▶ [Brief] Each record must be reproduced exactly as it is shown.

● ● ●

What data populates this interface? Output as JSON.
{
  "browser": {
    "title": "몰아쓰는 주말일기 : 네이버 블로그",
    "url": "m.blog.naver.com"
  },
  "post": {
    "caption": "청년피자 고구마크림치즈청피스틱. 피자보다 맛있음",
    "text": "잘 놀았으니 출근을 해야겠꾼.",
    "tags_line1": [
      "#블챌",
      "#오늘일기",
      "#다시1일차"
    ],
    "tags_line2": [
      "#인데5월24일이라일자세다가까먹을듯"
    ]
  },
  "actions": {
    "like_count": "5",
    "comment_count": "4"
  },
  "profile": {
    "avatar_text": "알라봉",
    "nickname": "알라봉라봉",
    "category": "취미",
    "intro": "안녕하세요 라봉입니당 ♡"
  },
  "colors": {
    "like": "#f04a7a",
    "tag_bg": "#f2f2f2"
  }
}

● ● ●

▶ [Exercise output]
What data populates this interface? Output as JSON.
{
  "browser": {
    "title": "몰아쓰는 주말일기 : 네이버 블로그",
    "url": "m.blog.naver.com"
  },
  "post": {
    "caption": "청년피자 고구마크림치즈청피스틱. 피자보다 맛있음",
    "text": "잘 놀았으니 출근을 해야겠꾼.",
    "tags_line1": [
      "#블챌",
      "#오늘일기",
      "#다시1일차"
    ],
    "tags_line2": [
      "#인데5월24일이라일자세다가까먹을듯"
    ]
  },
  "actions": {
    "like_count": "5",
    "comment_count": "4"
  },
  "profile": {
    "avatar_text": "알라봉",
    "nickname": "알라봉라봉",
    "category": "취미",
    "intro": "안녕하세요 라봉입니당 ♡"
  },
  "colors": {
    "like": "#f04a7a",
    "tag_bg": "#f2f2f2"
  }
}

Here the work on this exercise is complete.